Exercise
Restate every line of the material, word for word.

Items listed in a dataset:
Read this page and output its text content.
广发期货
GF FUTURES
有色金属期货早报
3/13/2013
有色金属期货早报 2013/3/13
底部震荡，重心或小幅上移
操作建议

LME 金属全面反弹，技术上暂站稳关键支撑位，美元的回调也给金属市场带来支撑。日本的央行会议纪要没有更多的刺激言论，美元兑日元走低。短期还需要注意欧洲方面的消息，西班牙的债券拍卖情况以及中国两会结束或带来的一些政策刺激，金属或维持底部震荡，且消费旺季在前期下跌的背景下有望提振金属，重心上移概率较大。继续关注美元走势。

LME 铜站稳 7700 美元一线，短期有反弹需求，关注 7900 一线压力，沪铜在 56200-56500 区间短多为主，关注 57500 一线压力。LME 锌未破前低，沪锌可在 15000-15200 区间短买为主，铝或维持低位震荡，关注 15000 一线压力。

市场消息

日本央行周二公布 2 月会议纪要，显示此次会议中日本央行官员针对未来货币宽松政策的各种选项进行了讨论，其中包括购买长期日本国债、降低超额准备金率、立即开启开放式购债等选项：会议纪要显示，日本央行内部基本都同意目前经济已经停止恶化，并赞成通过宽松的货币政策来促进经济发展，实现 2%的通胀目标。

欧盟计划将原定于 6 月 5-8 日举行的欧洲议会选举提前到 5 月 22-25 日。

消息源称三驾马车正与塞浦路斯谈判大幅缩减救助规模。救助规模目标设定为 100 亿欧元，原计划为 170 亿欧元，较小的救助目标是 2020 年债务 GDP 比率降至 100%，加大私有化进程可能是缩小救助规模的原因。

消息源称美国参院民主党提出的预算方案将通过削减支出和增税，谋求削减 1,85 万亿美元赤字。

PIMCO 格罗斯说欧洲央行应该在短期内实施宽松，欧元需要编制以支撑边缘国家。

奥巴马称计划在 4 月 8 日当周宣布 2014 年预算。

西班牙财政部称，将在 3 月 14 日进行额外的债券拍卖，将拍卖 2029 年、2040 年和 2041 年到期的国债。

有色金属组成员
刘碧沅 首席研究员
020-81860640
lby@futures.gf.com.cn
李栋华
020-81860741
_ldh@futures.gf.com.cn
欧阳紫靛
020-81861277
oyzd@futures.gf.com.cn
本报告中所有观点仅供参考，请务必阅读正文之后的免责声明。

The answer
Read this page and output its text content.
广发期货
GF FUTURES
有色金属期货早报
3/13/2013
有色金属期货早报 2013/3/13
底部震荡，重心或小幅上移
操作建议

LME 金属全面反弹，技术上暂站稳关键支撑位，美元的回调也给金属市场带来支撑。日本的央行会议纪要没有更多的刺激言论，美元兑日元走低。短期还需要注意欧洲方面的消息，西班牙的债券拍卖情况以及中国两会结束或带来的一些政策刺激，金属或维持底部震荡，且消费旺季在前期下跌的背景下有望提振金属，重心上移概率较大。继续关注美元走势。

LME 铜站稳 7700 美元一线，短期有反弹需求，关注 7900 一线压力，沪铜在 56200-56500 区间短多为主，关注 57500 一线压力。LME 锌未破前低，沪锌可在 15000-15200 区间短买为主，铝或维持低位震荡，关注 15000 一线压力。

市场消息

日本央行周二公布 2 月会议纪要，显示此次会议中日本央行官员针对未来货币宽松政策的各种选项进行了讨论，其中包括购买长期日本国债、降低超额准备金率、立即开启开放式购债等选项：会议纪要显示，日本央行内部基本都同意目前经济已经停止恶化，并赞成通过宽松的货币政策来促进经济发展，实现 2%的通胀目标。

欧盟计划将原定于 6 月 5-8 日举行的欧洲议会选举提前到 5 月 22-25 日。

消息源称三驾马车正与塞浦路斯谈判大幅缩减救助规模。救助规模目标设定为 100 亿欧元，原计划为 170 亿欧元，较小的救助目标是 2020 年债务 GDP 比率降至 100%，加大私有化进程可能是缩小救助规模的原因。

消息源称美国参院民主党提出的预算方案将通过削减支出和增税，谋求削减 1,85 万亿美元赤字。

PIMCO 格罗斯说欧洲央行应该在短期内实施宽松，欧元需要编制以支撑边缘国家。

奥巴马称计划在 4 月 8 日当周宣布 2014 年预算。

西班牙财政部称，将在 3 月 14 日进行额外的债券拍卖，将拍卖 2029 年、2040 年和 2041 年到期的国债。

有色金属组成员
刘碧沅 首席研究员
020-81860640
lby@futures.gf.com.cn
李栋华
020-81860741
_ldh@futures.gf.com.cn
欧阳紫靛
020-81861277
oyzd@futures.gf.com.cn
本报告中所有观点仅供参考，请务必阅读正文之后的免责声明。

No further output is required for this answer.